#### Data for this exercise:
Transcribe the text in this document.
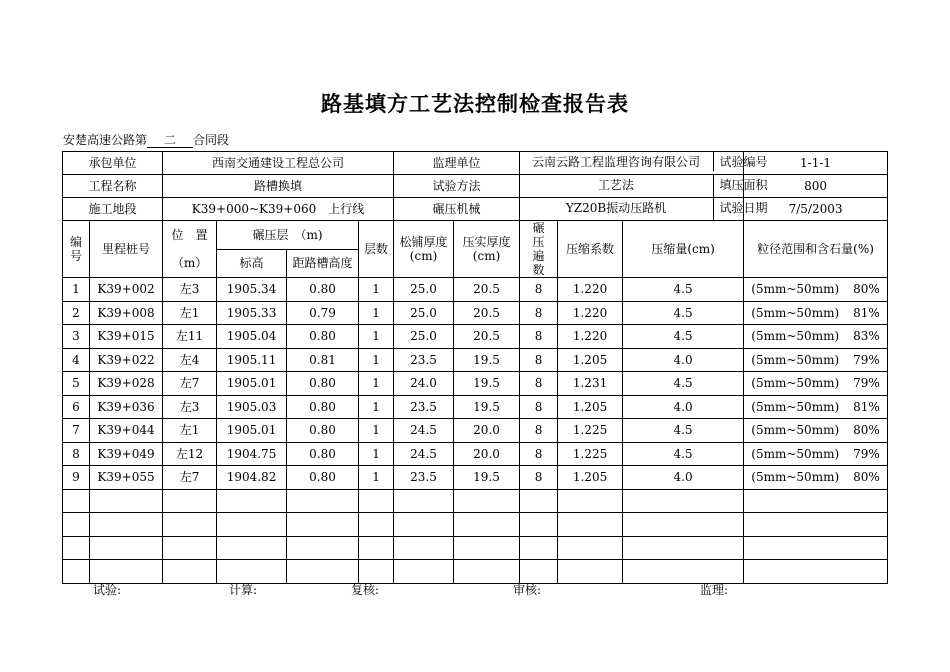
路基填方工艺法控制检查报告表
安楚高速公路第 二 合同段
承包单位		西南交通建设工程总公司				监理单位		云南云路工程监理咨询有限公司 试验编号			1-1-1
工程名称		路槽换填				试验方法		工艺法 填压面积			800
施工地段		K39+000~K39+060　上行线				碾压机械		YZ20B振动压路机 试验日期			7/5/2003
编号	里程桩号	位　置	碾压层　（m)		层数	松铺厚度(cm)	压实厚度(cm)	碾压遍数	压缩系数	压缩量(cm)	粒径范围和含石量(%)
		（m）	标高	距路槽高度							
1	K39+002	左3	1905.34	0.80	1	25.0	20.5	8	1.220	4.5	(5mm~50mm) 80%
2	K39+008	左1	1905.33	0.79	1	25.0	20.5	8	1.220	4.5	(5mm~50mm) 81%
3	K39+015	左11	1905.04	0.80	1	25.0	20.5	8	1.220	4.5	(5mm~50mm) 83%
4	K39+022	左4	1905.11	0.81	1	23.5	19.5	8	1.205	4.0	(5mm~50mm) 79%
5	K39+028	左7	1905.01	0.80	1	24.0	19.5	8	1.231	4.5	(5mm~50mm) 79%
6	K39+036	左3	1905.03	0.80	1	23.5	19.5	8	1.205	4.0	(5mm~50mm) 81%
7	K39+044	左1	1905.01	0.80	1	24.5	20.0	8	1.225	4.5	(5mm~50mm) 80%
8	K39+049	左12	1904.75	0.80	1	24.5	20.0	8	1.225	4.5	(5mm~50mm) 79%
9	K39+055	左7	1904.82	0.80	1	23.5	19.5	8	1.205	4.0	(5mm~50mm) 80%

试验:	计算:	复核:	审核:	监理:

#### Exercise goal:
Repeat the data exactly, without the pictures.

#### Exercise answer:
Transcribe the text in this document.
路基填方工艺法控制检查报告表
安楚高速公路第 二 合同段
承包单位		西南交通建设工程总公司				监理单位		云南云路工程监理咨询有限公司 试验编号			1-1-1
工程名称		路槽换填				试验方法		工艺法 填压面积			800
施工地段		K39+000~K39+060　上行线				碾压机械		YZ20B振动压路机 试验日期			7/5/2003
编号	里程桩号	位　置	碾压层　（m)		层数	松铺厚度(cm)	压实厚度(cm)	碾压遍数	压缩系数	压缩量(cm)	粒径范围和含石量(%)
		（m）	标高	距路槽高度							
1	K39+002	左3	1905.34	0.80	1	25.0	20.5	8	1.220	4.5	(5mm~50mm) 80%
2	K39+008	左1	1905.33	0.79	1	25.0	20.5	8	1.220	4.5	(5mm~50mm) 81%
3	K39+015	左11	1905.04	0.80	1	25.0	20.5	8	1.220	4.5	(5mm~50mm) 83%
4	K39+022	左4	1905.11	0.81	1	23.5	19.5	8	1.205	4.0	(5mm~50mm) 79%
5	K39+028	左7	1905.01	0.80	1	24.0	19.5	8	1.231	4.5	(5mm~50mm) 79%
6	K39+036	左3	1905.03	0.80	1	23.5	19.5	8	1.205	4.0	(5mm~50mm) 81%
7	K39+044	左1	1905.01	0.80	1	24.5	20.0	8	1.225	4.5	(5mm~50mm) 80%
8	K39+049	左12	1904.75	0.80	1	24.5	20.0	8	1.225	4.5	(5mm~50mm) 79%
9	K39+055	左7	1904.82	0.80	1	23.5	19.5	8	1.205	4.0	(5mm~50mm) 80%

试验:	计算:	复核:	审核:	监理:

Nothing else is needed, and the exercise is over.